--- Recorded information ---

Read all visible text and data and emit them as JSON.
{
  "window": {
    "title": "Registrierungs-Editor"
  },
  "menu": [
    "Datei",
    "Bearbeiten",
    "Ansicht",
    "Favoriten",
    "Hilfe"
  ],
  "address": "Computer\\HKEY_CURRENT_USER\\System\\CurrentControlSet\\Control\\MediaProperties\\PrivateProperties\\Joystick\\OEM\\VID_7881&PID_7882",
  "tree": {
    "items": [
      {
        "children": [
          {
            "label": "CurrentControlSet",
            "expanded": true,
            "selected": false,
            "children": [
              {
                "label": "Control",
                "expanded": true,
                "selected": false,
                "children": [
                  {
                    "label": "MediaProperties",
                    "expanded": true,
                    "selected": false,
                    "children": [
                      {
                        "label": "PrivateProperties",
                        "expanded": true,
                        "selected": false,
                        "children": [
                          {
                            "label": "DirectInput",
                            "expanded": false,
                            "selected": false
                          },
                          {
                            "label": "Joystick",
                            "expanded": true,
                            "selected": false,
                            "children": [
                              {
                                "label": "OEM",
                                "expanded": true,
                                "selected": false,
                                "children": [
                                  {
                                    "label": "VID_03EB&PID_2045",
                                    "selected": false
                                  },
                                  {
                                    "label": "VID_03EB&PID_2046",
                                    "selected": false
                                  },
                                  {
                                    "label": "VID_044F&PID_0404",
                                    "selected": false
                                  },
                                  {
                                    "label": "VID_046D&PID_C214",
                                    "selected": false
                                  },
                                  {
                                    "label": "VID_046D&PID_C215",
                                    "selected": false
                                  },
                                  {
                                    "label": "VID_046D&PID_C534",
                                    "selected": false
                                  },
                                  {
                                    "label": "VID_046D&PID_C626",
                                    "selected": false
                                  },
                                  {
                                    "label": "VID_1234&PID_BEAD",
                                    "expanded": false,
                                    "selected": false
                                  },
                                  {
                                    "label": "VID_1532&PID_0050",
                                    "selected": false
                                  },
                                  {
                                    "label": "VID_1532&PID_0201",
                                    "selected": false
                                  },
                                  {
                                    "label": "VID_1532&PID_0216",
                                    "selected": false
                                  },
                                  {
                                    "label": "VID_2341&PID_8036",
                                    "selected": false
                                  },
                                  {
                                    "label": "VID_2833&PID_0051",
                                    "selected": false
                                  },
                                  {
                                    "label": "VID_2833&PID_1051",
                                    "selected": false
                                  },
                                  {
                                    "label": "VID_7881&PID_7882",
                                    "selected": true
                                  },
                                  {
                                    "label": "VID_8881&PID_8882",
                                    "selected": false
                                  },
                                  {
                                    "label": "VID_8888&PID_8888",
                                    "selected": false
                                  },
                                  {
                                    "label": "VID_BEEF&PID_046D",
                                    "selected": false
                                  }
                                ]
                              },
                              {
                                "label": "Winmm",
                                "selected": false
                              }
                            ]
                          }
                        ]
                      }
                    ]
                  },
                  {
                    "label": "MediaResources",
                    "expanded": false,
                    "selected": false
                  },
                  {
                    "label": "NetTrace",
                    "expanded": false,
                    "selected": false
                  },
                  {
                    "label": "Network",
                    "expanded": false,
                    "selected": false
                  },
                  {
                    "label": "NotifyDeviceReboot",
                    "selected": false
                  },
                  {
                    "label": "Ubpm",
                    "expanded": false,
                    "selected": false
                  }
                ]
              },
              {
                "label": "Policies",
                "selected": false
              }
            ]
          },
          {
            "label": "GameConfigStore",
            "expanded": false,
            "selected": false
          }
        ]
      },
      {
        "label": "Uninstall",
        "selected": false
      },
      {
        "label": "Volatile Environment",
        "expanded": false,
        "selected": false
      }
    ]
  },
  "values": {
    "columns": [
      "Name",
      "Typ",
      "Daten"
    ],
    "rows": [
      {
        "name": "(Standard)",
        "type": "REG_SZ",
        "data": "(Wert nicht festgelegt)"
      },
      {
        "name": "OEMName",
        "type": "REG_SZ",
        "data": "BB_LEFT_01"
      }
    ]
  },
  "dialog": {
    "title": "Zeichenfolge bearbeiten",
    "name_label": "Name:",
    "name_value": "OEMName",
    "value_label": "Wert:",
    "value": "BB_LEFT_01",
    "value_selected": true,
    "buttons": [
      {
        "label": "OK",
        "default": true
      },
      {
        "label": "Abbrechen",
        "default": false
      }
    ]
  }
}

---

Pull out each line of the records holding the string "MediaProperties".

> **Exercise output**
  "address": "Computer\\HKEY_CURRENT_USER\\System\\CurrentControlSet\\Control\\MediaProperties\\PrivateProperties\\Joystick\\OEM\\VID_7881&PID_7882",
                    "label": "MediaProperties",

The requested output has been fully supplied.